Each line that follows is to be retyped exactly.

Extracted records
==========

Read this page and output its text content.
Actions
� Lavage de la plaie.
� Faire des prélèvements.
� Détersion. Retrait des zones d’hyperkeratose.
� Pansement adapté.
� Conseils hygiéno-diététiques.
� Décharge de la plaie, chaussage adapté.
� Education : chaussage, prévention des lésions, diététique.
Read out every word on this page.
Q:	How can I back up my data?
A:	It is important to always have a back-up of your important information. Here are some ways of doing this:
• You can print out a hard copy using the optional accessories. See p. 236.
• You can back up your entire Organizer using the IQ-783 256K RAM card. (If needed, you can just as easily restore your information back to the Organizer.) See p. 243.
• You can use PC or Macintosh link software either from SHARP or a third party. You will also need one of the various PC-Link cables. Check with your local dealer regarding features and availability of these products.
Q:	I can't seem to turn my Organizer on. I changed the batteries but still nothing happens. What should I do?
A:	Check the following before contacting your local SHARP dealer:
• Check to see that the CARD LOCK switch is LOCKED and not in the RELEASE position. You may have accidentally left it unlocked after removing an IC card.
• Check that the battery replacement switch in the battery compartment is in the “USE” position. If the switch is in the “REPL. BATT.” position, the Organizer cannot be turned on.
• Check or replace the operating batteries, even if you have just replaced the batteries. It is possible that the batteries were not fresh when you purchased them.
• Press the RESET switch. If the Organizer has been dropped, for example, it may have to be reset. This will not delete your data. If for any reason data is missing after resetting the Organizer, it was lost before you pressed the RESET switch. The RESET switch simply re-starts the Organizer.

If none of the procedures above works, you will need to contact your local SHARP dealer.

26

==========

## RESULT
Read this page and output its text content.
Actions
� Lavage de la plaie.
� Faire des prélèvements.
� Détersion. Retrait des zones d’hyperkeratose.
� Pansement adapté.
� Conseils hygiéno-diététiques.
� Décharge de la plaie, chaussage adapté.
� Education : chaussage, prévention des lésions, diététique.
Read out every word on this page.
Q:	How can I back up my data?
A:	It is important to always have a back-up of your important information. Here are some ways of doing this:
• You can print out a hard copy using the optional accessories. See p. 236.
• You can back up your entire Organizer using the IQ-783 256K RAM card. (If needed, you can just as easily restore your information back to the Organizer.) See p. 243.
• You can use PC or Macintosh link software either from SHARP or a third party. You will also need one of the various PC-Link cables. Check with your local dealer regarding features and availability of these products.
Q:	I can't seem to turn my Organizer on. I changed the batteries but still nothing happens. What should I do?
A:	Check the following before contacting your local SHARP dealer:
• Check to see that the CARD LOCK switch is LOCKED and not in the RELEASE position. You may have accidentally left it unlocked after removing an IC card.
• Check that the battery replacement switch in the battery compartment is in the “USE” position. If the switch is in the “REPL. BATT.” position, the Organizer cannot be turned on.
• Check or replace the operating batteries, even if you have just replaced the batteries. It is possible that the batteries were not fresh when you purchased them.
• Press the RESET switch. If the Organizer has been dropped, for example, it may have to be reset. This will not delete your data. If for any reason data is missing after resetting the Organizer, it was lost before you pressed the RESET switch. The RESET switch simply re-starts the Organizer.

If none of the procedures above works, you will need to contact your local SHARP dealer.

26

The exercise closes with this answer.